Work required
How many of the lines below contain "фильтра"? Answer with that number alone.

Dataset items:
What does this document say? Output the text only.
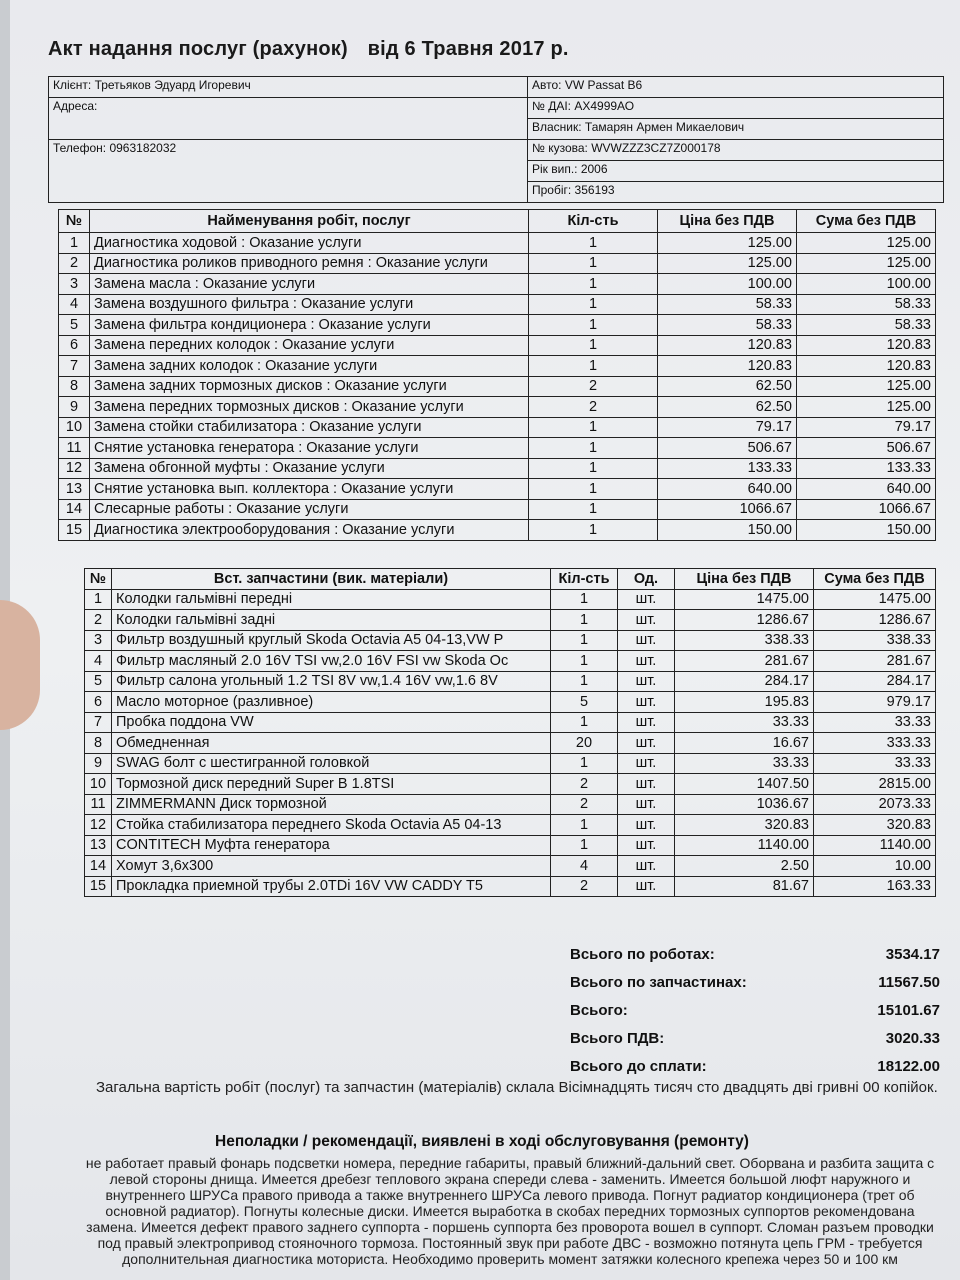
Акт надання послуг (рахунок) від 6 Травня 2017 р.
Клієнт: Третьяков Эдуард Игоревич	Авто: VW Passat B6
Адреса:	№ ДАІ: АХ4999АО
	Власник: Тамарян Армен Микаелович
Телефон: 0963182032	№ кузова: WVWZZZ3CZ7Z000178
	Рік вип.: 2006
	Пробіг: 356193
№	Найменування робіт, послуг	Кіл-сть	Ціна без ПДВ	Сума без ПДВ
1	Диагностика ходовой : Оказание услуги	1	125.00	125.00
2	Диагностика роликов приводного ремня : Оказание услуги	1	125.00	125.00
3	Замена масла : Оказание услуги	1	100.00	100.00
4	Замена воздушного фильтра : Оказание услуги	1	58.33	58.33
5	Замена фильтра кондиционера : Оказание услуги	1	58.33	58.33
6	Замена передних колодок : Оказание услуги	1	120.83	120.83
7	Замена задних колодок : Оказание услуги	1	120.83	120.83
8	Замена задних тормозных дисков : Оказание услуги	2	62.50	125.00
9	Замена передних тормозных дисков : Оказание услуги	2	62.50	125.00
10	Замена стойки стабилизатора : Оказание услуги	1	79.17	79.17
11	Снятие установка генератора : Оказание услуги	1	506.67	506.67
12	Замена обгонной муфты : Оказание услуги	1	133.33	133.33
13	Снятие установка вып. коллектора : Оказание услуги	1	640.00	640.00
14	Слесарные работы : Оказание услуги	1	1066.67	1066.67
15	Диагностика электрооборудования : Оказание услуги	1	150.00	150.00
№	Вст. запчастини (вик. матеріали)	Кіл-сть	Од.	Ціна без ПДВ	Сума без ПДВ
1	Колодки гальмівні передні	1	шт.	1475.00	1475.00
2	Колодки гальмівні задні	1	шт.	1286.67	1286.67
3	Фильтр воздушный круглый Skoda Octavia A5 04-13,VW P	1	шт.	338.33	338.33
4	Фильтр масляный 2.0 16V TSI vw,2.0 16V FSI vw Skoda Oc	1	шт.	281.67	281.67
5	Фильтр салона угольный 1.2 TSI 8V vw,1.4 16V vw,1.6 8V	1	шт.	284.17	284.17
6	Масло моторное (разливное)	5	шт.	195.83	979.17
7	Пробка поддона VW	1	шт.	33.33	33.33
8	Обмедненная	20	шт.	16.67	333.33
9	SWAG болт с шестигранной головкой	1	шт.	33.33	33.33
10	Тормозной диск передний Super B 1.8TSI	2	шт.	1407.50	2815.00
11	ZIMMERMANN Диск тормозной	2	шт.	1036.67	2073.33
12	Стойка стабилизатора переднего Skoda Octavia A5 04-13	1	шт.	320.83	320.83
13	CONTITECH Муфта генератора	1	шт.	1140.00	1140.00
14	Хомут 3,6x300	4	шт.	2.50	10.00
15	Прокладка приемной трубы 2.0TDi 16V VW CADDY T5	2	шт.	81.67	163.33
Всього по роботах:	3534.17
Всього по запчастинах:	11567.50
Всього:	15101.67
Всього ПДВ:	3020.33
Всього до сплати:	18122.00
Загальна вартість робіт (послуг) та запчастин (матеріалів) склала Вісімнадцять тисяч сто двадцять дві гривні 00 копійок.
Неполадки / рекомендації, виявлені в ході обслуговування (ремонту)
не работает правый фонарь подсветки номера, передние габариты, правый ближний-дальний свет. Оборвана и разбита защита с левой стороны днища. Имеется дребезг теплового экрана спереди слева - заменить. Имеется большой люфт наружного и внутреннего ШРУСа правого привода а также внутреннего ШРУСа левого привода. Погнут радиатор кондиционера (трет об основной радиатор). Погнуты колесные диски. Имеется выработка в скобах передних тормозных суппортов рекомендована замена. Имеется дефект правого заднего суппорта - поршень суппорта без проворота вошел в суппорт. Сломан разъем проводки под правый электропривод стояночного тормоза. Постоянный звук при работе ДВС - возможно потянута цепь ГРМ - требуется дополнительная диагностика моториста. Необходимо проверить момент затяжки колесного крепежа через 50 и 100 км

Correct response
2